* BEGIN *
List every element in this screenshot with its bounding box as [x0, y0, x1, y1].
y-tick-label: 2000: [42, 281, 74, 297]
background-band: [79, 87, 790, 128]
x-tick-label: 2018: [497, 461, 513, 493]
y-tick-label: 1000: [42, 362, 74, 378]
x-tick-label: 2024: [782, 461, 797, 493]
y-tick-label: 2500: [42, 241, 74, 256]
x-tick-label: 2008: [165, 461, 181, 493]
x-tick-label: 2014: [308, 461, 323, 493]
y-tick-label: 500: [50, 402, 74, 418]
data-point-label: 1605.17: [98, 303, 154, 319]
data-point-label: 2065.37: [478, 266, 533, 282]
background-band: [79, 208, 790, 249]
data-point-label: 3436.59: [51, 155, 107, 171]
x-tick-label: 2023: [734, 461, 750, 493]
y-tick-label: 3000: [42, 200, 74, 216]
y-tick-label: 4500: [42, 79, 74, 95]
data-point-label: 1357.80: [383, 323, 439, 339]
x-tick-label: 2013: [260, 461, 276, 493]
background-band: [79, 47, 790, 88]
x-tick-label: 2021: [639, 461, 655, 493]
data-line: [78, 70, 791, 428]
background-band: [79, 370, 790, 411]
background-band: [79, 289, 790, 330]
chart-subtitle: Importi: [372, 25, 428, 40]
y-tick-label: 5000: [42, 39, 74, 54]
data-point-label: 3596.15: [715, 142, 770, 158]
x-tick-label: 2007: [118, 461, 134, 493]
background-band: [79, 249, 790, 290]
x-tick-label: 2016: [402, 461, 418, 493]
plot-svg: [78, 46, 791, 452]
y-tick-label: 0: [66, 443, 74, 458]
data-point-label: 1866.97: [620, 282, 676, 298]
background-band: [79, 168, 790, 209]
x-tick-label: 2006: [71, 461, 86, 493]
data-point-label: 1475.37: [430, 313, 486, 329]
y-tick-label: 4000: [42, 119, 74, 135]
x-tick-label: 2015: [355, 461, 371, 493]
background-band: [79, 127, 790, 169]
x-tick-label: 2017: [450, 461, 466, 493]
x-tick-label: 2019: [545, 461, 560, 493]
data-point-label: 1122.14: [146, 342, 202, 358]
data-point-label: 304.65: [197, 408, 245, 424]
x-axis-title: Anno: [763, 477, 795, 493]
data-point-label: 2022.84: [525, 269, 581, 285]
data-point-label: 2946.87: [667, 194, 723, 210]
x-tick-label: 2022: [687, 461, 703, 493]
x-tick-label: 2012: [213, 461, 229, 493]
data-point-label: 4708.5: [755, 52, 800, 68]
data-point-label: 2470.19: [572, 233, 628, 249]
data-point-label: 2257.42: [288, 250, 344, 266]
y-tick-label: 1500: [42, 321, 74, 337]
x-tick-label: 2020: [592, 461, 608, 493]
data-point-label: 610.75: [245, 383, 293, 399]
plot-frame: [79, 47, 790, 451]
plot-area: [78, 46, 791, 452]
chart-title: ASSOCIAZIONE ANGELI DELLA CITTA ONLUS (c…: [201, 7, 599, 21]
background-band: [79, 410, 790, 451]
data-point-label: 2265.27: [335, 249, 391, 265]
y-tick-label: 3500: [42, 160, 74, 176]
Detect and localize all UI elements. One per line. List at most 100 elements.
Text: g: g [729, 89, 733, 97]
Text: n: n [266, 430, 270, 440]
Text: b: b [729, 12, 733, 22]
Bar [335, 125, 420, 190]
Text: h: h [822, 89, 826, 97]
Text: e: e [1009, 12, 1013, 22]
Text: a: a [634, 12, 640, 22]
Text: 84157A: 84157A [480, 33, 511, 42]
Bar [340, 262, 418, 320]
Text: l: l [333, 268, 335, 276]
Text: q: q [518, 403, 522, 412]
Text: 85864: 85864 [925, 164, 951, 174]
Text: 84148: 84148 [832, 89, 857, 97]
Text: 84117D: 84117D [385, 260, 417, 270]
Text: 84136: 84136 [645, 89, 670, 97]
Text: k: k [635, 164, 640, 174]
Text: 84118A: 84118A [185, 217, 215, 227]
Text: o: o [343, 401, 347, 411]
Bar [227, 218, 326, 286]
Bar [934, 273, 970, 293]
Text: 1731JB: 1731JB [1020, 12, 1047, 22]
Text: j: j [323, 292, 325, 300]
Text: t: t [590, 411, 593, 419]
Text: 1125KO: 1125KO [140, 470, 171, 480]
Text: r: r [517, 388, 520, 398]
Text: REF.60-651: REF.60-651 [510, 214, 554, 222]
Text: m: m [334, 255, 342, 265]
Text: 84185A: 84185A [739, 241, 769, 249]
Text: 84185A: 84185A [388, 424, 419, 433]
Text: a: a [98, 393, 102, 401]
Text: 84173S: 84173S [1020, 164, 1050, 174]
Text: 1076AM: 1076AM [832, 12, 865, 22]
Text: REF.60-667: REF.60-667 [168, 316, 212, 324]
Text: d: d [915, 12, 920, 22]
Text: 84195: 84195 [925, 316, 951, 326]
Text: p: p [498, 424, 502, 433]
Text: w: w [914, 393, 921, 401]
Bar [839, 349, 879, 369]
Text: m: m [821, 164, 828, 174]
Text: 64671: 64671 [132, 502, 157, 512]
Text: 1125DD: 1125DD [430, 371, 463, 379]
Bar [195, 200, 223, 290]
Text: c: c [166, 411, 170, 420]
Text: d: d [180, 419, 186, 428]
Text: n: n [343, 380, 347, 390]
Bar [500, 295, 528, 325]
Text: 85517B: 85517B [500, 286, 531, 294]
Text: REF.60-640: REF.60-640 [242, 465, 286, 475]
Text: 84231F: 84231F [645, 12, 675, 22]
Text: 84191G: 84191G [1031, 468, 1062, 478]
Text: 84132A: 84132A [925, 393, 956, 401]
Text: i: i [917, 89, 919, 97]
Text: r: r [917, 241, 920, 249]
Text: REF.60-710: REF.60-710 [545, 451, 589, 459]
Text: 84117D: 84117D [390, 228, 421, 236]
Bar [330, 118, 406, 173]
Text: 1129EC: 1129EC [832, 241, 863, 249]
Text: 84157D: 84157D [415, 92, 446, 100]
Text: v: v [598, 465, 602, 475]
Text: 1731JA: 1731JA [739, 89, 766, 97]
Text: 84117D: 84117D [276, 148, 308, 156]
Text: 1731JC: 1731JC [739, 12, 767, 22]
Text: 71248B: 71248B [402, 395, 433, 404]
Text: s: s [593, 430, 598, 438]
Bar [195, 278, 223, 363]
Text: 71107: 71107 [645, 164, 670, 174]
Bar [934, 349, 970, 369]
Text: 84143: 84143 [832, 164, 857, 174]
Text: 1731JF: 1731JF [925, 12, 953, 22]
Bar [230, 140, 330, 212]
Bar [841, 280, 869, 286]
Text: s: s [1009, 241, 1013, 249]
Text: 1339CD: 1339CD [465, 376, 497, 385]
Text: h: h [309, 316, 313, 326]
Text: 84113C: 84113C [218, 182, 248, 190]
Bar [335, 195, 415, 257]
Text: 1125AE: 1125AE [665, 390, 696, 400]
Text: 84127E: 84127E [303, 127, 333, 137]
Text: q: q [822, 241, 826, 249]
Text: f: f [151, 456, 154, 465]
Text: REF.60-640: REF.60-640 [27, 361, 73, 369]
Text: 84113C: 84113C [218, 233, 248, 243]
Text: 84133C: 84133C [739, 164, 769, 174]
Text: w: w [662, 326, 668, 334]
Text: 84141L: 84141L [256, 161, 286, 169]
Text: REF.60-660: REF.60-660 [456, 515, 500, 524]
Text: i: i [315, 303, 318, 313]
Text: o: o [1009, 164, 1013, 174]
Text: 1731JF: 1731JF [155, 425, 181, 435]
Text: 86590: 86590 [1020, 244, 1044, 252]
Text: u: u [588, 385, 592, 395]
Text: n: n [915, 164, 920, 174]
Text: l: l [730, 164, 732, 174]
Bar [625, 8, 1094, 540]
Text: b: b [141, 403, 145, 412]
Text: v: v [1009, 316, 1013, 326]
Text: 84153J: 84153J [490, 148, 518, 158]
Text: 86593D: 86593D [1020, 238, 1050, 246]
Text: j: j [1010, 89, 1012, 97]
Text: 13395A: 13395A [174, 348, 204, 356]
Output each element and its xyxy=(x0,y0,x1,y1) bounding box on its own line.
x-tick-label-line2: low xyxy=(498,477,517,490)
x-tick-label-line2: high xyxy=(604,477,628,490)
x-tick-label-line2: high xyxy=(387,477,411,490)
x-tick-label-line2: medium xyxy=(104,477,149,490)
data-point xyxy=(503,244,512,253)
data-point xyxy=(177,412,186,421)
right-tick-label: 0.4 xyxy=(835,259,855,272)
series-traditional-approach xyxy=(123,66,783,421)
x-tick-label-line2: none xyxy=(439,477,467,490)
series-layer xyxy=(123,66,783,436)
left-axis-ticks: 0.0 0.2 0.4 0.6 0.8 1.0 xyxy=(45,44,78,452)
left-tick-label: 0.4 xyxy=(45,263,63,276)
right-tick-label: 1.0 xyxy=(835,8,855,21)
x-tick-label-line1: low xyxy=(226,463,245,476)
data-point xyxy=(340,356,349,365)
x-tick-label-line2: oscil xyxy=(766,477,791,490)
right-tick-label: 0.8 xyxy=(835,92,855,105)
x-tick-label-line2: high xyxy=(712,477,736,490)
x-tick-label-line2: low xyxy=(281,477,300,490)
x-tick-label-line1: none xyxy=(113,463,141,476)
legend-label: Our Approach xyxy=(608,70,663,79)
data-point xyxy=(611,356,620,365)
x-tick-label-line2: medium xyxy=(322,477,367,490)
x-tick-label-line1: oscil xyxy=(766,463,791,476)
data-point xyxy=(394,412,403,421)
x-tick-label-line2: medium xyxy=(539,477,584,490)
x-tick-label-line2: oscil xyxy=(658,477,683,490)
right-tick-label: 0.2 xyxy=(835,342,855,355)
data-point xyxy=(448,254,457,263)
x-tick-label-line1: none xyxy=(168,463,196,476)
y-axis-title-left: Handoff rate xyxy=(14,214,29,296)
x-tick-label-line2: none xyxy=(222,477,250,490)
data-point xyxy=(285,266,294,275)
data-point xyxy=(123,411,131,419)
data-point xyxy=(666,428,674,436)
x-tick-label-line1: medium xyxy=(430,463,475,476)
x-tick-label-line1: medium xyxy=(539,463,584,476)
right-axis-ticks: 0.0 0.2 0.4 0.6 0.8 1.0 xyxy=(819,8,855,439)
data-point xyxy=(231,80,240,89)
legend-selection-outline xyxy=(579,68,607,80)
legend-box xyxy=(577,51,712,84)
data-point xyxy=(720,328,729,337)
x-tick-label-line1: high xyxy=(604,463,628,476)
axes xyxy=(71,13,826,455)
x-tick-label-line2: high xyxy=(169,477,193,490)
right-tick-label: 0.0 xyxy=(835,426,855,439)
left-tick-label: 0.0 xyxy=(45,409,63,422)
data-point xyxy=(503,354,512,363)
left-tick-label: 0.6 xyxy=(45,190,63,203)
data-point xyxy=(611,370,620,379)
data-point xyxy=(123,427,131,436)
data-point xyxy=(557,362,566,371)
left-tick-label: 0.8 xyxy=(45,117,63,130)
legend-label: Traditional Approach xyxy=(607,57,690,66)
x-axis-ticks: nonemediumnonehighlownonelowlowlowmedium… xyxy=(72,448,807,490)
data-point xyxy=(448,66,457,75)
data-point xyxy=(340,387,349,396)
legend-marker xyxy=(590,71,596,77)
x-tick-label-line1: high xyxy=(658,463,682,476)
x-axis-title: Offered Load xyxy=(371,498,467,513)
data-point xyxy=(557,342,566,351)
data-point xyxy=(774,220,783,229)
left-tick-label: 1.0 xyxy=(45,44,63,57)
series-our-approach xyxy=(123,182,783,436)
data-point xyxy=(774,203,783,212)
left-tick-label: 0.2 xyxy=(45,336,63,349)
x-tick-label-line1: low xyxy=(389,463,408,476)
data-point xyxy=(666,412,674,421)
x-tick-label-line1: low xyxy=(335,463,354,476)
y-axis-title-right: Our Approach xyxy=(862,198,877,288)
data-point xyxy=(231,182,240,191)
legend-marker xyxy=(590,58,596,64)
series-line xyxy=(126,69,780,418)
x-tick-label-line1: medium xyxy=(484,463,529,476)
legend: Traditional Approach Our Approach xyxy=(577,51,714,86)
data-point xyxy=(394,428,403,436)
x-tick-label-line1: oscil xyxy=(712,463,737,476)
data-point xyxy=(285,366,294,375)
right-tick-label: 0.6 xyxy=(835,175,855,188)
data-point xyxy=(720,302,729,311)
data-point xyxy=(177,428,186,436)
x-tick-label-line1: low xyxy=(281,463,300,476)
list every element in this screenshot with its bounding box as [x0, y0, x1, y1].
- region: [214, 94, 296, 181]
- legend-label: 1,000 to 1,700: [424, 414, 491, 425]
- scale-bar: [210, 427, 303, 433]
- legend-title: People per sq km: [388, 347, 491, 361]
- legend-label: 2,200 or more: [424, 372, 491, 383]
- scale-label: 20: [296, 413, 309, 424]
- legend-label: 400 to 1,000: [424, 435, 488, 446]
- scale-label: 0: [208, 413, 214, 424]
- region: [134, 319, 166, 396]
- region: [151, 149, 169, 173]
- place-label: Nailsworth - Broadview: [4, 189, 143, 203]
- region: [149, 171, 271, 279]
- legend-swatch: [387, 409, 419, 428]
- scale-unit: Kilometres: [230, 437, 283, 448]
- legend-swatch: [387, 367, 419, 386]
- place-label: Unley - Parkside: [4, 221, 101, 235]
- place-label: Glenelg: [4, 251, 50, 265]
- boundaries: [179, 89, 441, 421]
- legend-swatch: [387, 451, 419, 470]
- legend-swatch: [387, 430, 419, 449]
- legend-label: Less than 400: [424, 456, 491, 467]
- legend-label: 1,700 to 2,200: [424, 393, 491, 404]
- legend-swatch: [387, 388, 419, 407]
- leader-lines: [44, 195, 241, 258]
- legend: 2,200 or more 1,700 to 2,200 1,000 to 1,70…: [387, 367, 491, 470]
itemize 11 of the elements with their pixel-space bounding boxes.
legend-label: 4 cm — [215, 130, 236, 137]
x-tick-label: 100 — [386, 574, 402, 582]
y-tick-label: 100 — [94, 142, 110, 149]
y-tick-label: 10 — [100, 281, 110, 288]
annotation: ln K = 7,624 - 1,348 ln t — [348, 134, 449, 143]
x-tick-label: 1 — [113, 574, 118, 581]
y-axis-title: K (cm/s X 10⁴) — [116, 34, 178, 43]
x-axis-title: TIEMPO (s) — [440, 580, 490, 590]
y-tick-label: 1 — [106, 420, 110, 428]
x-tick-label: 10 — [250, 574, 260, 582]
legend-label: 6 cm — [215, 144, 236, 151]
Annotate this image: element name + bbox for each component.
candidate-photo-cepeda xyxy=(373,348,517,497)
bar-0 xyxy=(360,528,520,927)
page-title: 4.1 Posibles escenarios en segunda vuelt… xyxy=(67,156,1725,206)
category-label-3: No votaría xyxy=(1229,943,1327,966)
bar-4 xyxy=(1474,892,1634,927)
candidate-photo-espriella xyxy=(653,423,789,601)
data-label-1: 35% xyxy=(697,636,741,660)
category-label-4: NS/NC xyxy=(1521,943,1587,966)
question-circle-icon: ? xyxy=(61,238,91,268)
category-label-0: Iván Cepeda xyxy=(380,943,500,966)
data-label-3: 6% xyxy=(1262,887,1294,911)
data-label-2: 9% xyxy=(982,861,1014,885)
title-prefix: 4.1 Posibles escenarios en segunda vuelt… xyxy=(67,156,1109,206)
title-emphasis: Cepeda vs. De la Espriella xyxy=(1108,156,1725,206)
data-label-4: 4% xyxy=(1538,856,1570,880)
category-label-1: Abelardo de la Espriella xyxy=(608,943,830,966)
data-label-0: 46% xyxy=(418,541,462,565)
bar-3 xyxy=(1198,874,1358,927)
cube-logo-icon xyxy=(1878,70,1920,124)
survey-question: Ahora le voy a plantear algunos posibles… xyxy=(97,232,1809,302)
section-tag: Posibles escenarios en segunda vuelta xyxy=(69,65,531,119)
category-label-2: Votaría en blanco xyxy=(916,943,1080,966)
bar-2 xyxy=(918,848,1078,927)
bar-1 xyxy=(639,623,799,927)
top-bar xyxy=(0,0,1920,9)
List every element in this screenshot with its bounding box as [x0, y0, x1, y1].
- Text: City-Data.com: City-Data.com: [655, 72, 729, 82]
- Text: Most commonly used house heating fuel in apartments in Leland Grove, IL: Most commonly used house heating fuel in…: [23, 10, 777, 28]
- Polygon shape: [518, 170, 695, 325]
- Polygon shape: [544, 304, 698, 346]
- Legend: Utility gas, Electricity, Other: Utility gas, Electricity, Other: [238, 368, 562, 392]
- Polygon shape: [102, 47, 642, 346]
* END *
**Short problem**
Copy out, unchanged, every line of the material from its first line through the line containing "data-line: [78, 70, 791, 428]", with both ends included.

**Finished exercise**
List every element in this screenshot with its bounding box as [x0, y0, x1, y1].
y-tick-label: 2000: [42, 281, 74, 297]
background-band: [79, 87, 790, 128]
x-tick-label: 2018: [497, 461, 513, 493]
y-tick-label: 1000: [42, 362, 74, 378]
x-tick-label: 2024: [782, 461, 797, 493]
y-tick-label: 2500: [42, 241, 74, 256]
x-tick-label: 2008: [165, 461, 181, 493]
x-tick-label: 2014: [308, 461, 323, 493]
y-tick-label: 500: [50, 402, 74, 418]
data-point-label: 1605.17: [98, 303, 154, 319]
data-point-label: 2065.37: [478, 266, 533, 282]
background-band: [79, 208, 790, 249]
data-point-label: 3436.59: [51, 155, 107, 171]
x-tick-label: 2023: [734, 461, 750, 493]
y-tick-label: 3000: [42, 200, 74, 216]
y-tick-label: 4500: [42, 79, 74, 95]
data-point-label: 1357.80: [383, 323, 439, 339]
x-tick-label: 2013: [260, 461, 276, 493]
background-band: [79, 47, 790, 88]
x-tick-label: 2021: [639, 461, 655, 493]
data-line: [78, 70, 791, 428]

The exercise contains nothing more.